[INPUT FOR THIS TASK]
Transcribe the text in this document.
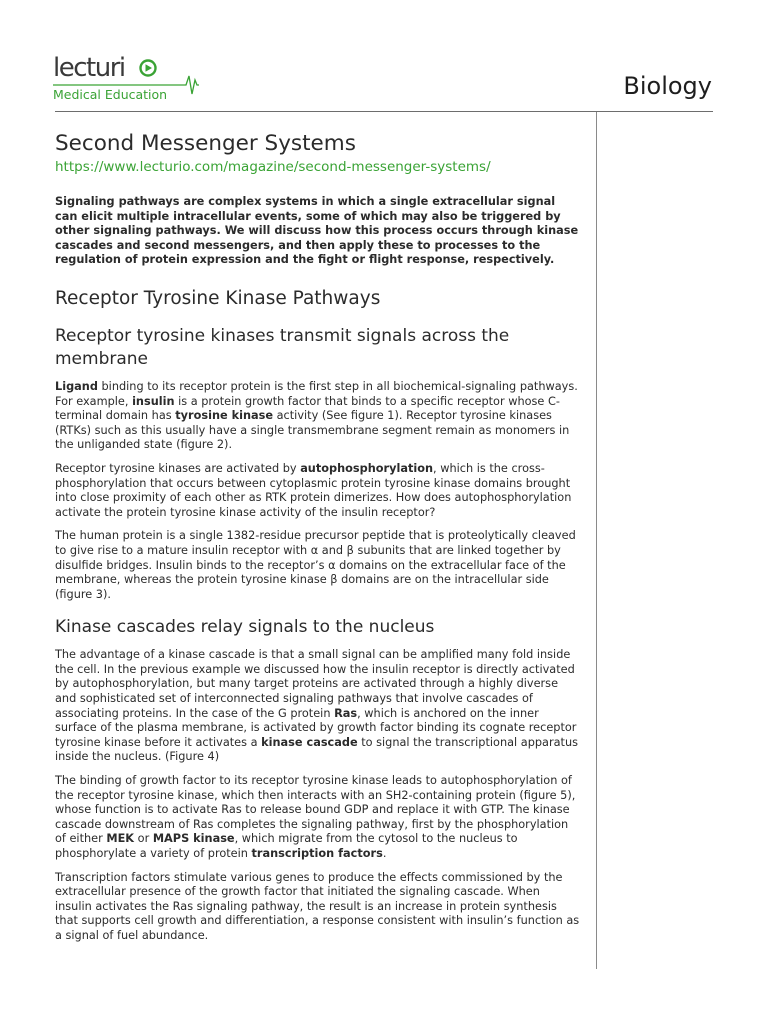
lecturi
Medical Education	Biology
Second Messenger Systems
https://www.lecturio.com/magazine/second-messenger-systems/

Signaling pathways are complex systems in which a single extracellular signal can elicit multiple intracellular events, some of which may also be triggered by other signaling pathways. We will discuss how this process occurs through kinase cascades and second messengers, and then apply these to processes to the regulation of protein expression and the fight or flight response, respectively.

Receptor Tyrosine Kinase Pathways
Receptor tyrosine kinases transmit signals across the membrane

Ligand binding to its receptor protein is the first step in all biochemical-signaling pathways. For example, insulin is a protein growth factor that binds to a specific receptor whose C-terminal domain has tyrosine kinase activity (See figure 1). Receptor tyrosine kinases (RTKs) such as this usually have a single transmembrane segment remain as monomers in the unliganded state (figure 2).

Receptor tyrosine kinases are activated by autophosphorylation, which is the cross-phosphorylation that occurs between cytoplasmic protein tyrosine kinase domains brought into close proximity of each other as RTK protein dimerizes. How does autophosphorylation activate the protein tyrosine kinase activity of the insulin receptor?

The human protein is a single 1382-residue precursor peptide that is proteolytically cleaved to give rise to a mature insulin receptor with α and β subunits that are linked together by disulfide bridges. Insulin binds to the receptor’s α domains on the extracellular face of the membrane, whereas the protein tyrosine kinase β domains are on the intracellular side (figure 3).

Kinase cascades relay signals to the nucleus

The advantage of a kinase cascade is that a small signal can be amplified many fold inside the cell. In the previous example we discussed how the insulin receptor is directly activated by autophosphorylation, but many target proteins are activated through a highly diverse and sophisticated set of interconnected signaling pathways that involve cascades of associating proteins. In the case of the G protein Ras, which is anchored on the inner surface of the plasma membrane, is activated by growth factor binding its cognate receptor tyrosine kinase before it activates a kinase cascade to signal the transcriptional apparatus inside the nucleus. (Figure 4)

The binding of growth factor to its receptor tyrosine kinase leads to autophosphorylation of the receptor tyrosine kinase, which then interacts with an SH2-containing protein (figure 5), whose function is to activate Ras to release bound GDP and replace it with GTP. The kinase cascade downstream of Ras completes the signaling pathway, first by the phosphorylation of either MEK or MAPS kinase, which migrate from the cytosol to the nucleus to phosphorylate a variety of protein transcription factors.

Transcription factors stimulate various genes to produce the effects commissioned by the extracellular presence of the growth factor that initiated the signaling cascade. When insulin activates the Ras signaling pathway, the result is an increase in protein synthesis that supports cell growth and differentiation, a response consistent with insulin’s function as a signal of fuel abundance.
[/INPUT FOR THIS TASK]
[INPUT FOR THIS TASK]
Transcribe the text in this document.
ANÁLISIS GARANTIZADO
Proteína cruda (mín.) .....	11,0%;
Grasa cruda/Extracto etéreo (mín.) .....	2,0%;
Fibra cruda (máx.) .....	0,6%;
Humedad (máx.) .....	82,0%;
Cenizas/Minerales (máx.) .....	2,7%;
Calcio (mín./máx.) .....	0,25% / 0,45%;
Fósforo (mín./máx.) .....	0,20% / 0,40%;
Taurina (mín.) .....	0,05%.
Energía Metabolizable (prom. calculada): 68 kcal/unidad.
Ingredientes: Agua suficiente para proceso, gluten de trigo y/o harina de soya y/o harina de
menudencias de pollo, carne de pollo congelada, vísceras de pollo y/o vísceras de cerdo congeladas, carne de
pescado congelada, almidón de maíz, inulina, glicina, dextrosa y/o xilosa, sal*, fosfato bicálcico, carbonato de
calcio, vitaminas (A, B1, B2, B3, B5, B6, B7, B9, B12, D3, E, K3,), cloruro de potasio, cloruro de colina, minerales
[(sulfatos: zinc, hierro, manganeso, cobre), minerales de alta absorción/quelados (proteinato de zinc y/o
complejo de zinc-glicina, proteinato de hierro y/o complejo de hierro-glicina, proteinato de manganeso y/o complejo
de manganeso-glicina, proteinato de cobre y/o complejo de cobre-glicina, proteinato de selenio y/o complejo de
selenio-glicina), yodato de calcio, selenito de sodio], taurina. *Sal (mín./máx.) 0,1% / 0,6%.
[/INPUT FOR THIS TASK]
[INPUT FOR THIS TASK]
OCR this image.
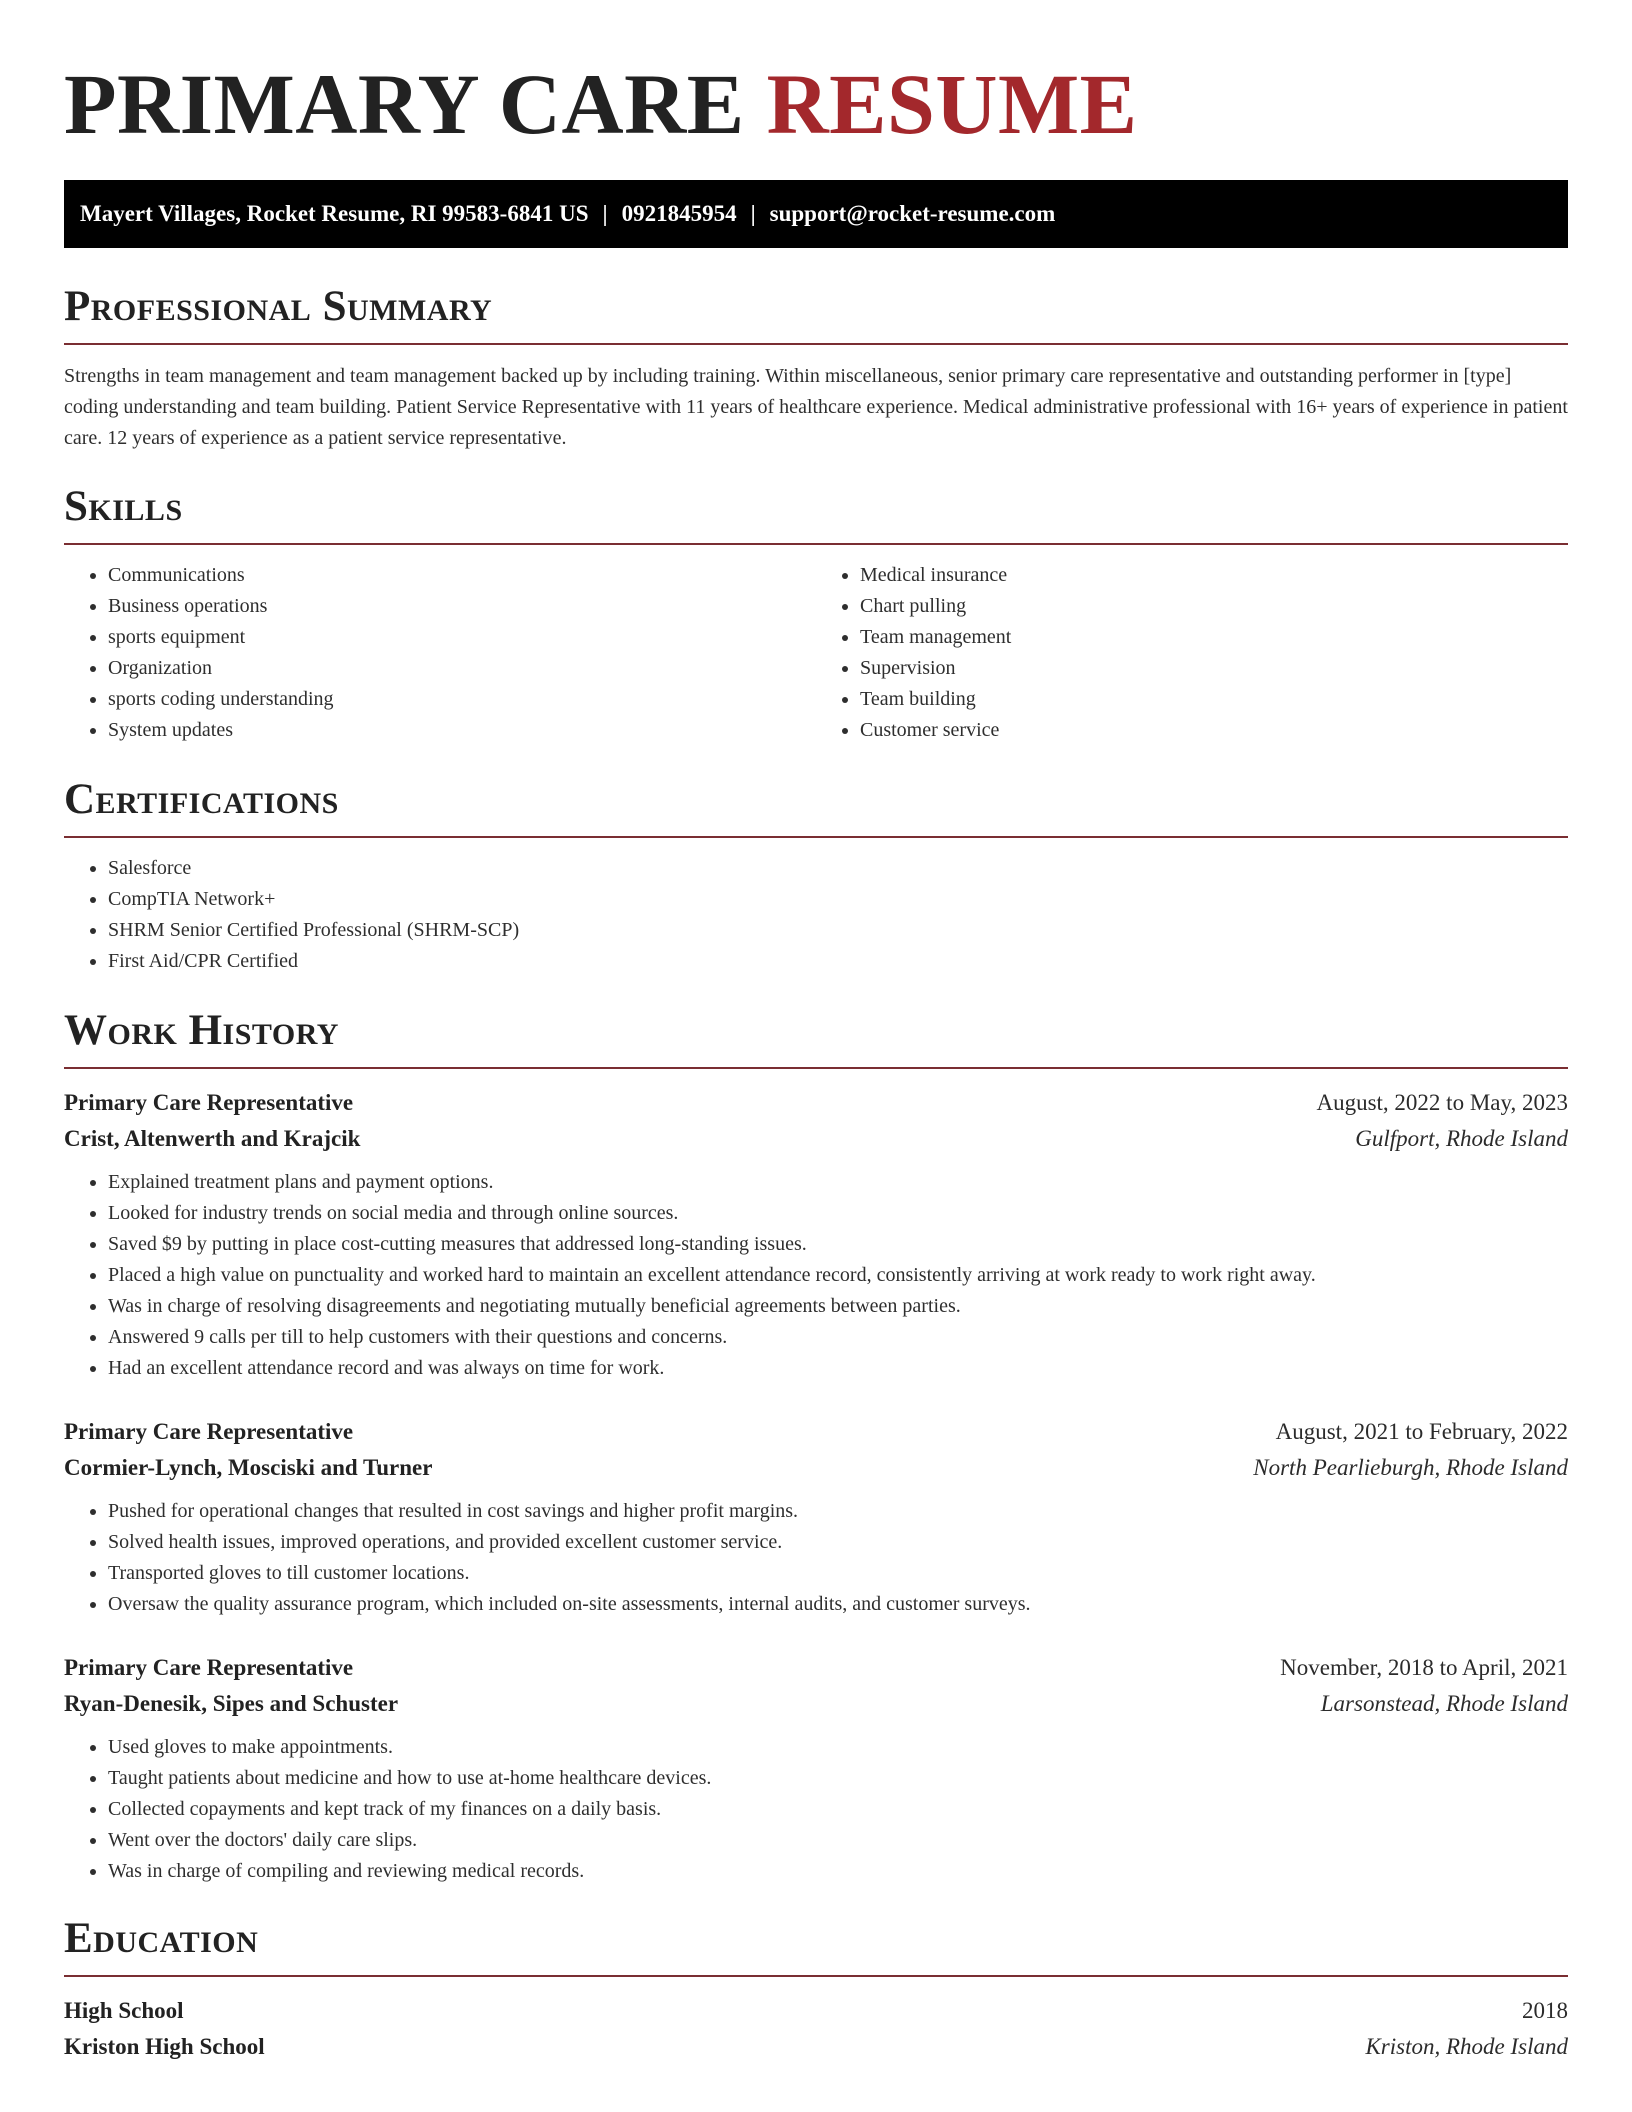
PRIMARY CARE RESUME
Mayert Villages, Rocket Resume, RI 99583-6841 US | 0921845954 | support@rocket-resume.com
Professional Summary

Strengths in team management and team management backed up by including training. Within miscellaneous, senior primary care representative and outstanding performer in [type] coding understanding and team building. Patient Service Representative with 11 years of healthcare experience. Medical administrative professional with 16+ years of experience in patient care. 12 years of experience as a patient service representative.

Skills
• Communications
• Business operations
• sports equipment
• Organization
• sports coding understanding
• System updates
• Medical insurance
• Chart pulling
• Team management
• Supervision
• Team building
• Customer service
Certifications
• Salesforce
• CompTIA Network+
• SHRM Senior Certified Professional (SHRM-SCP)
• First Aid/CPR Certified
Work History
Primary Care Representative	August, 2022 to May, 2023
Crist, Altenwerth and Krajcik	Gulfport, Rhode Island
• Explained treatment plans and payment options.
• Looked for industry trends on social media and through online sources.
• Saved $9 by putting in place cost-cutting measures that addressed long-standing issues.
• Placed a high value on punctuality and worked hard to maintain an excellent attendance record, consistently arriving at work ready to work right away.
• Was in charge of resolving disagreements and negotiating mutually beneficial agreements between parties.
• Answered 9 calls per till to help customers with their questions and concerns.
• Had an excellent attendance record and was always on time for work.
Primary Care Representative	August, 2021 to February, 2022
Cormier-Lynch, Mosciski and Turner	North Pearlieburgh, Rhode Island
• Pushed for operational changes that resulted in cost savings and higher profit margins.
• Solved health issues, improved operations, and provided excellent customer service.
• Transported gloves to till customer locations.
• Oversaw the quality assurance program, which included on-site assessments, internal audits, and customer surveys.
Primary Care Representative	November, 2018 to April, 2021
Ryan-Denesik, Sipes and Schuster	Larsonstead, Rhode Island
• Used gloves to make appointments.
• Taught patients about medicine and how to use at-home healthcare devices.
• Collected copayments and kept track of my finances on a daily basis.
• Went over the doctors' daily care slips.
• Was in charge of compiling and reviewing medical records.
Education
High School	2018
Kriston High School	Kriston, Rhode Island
[/INPUT FOR THIS TASK]
■ **WHAT TO PRODUCE**
In the entries above, find each line with "Rhode" and copy it.

■ **REPLY TO THE TASK**
Crist, Altenwerth and Krajcik	Gulfport, Rhode Island
Cormier-Lynch, Mosciski and Turner	North Pearlieburgh, Rhode Island
Ryan-Denesik, Sipes and Schuster	Larsonstead, Rhode Island
Kriston High School	Kriston, Rhode Island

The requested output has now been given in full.